Transcribe each of the records below exactly, excluding all pictures.

Data excerpts:
====

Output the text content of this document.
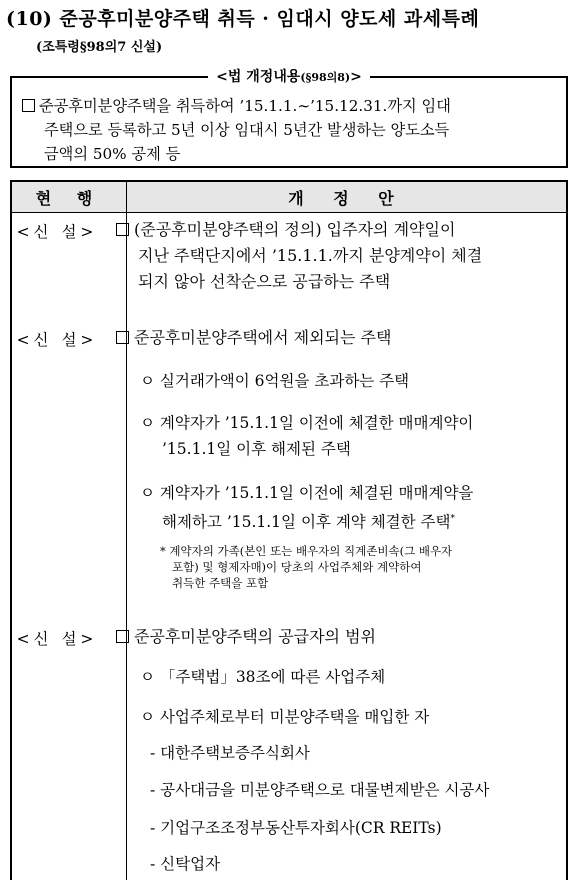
(10) 준공후미분양주택 취득 · 임대시 양도세 과세특례
(조특령§98의7 신설)
<법 개정내용(§98의8)>
준공후미분양주택을 취득하여 ’15.1.1.∼’15.12.31.까지 임대
주택으로 등록하고 5년 이상 임대시 5년간 발생하는 양도소득
금액의 50% 공제 등
현 행	개 정 안
<신 설>	(준공후미분양주택의 정의) 입주자의 계약일이
지난 주택단지에서 ’15.1.1.까지 분양계약이 체결
되지 않아 선착순으로 공급하는 주택
<신 설>	준공후미분양주택에서 제외되는 주택
ㅇ 실거래가액이 6억원을 초과하는 주택
ㅇ 계약자가 ’15.1.1일 이전에 체결한 매매계약이
’15.1.1일 이후 해제된 주택
ㅇ 계약자가 ’15.1.1일 이전에 체결된 매매계약을
해제하고 ’15.1.1일 이후 계약 체결한 주택*
* 계약자의 가족(본인 또는 배우자의 직계존비속(그 배우자
포함) 및 형제자매)이 당초의 사업주체와 계약하여
취득한 주택을 포함
<신 설>	준공후미분양주택의 공급자의 범위
ㅇ 「주택법」38조에 따른 사업주체
ㅇ 사업주체로부터 미분양주택을 매입한 자
- 대한주택보증주식회사
- 공사대금을 미분양주택으로 대물변제받은 시공사
- 기업구조조정부동산투자회사(CR REITs)
- 신탁업자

====

[Answer to this problem]:
Output the text content of this document.
(10) 준공후미분양주택 취득 · 임대시 양도세 과세특례
(조특령§98의7 신설)
<법 개정내용(§98의8)>
준공후미분양주택을 취득하여 ’15.1.1.∼’15.12.31.까지 임대
주택으로 등록하고 5년 이상 임대시 5년간 발생하는 양도소득
금액의 50% 공제 등
현 행	개 정 안
<신 설>	(준공후미분양주택의 정의) 입주자의 계약일이
지난 주택단지에서 ’15.1.1.까지 분양계약이 체결
되지 않아 선착순으로 공급하는 주택
<신 설>	준공후미분양주택에서 제외되는 주택
ㅇ 실거래가액이 6억원을 초과하는 주택
ㅇ 계약자가 ’15.1.1일 이전에 체결한 매매계약이
’15.1.1일 이후 해제된 주택
ㅇ 계약자가 ’15.1.1일 이전에 체결된 매매계약을
해제하고 ’15.1.1일 이후 계약 체결한 주택*
* 계약자의 가족(본인 또는 배우자의 직계존비속(그 배우자
포함) 및 형제자매)이 당초의 사업주체와 계약하여
취득한 주택을 포함
<신 설>	준공후미분양주택의 공급자의 범위
ㅇ 「주택법」38조에 따른 사업주체
ㅇ 사업주체로부터 미분양주택을 매입한 자
- 대한주택보증주식회사
- 공사대금을 미분양주택으로 대물변제받은 시공사
- 기업구조조정부동산투자회사(CR REITs)
- 신탁업자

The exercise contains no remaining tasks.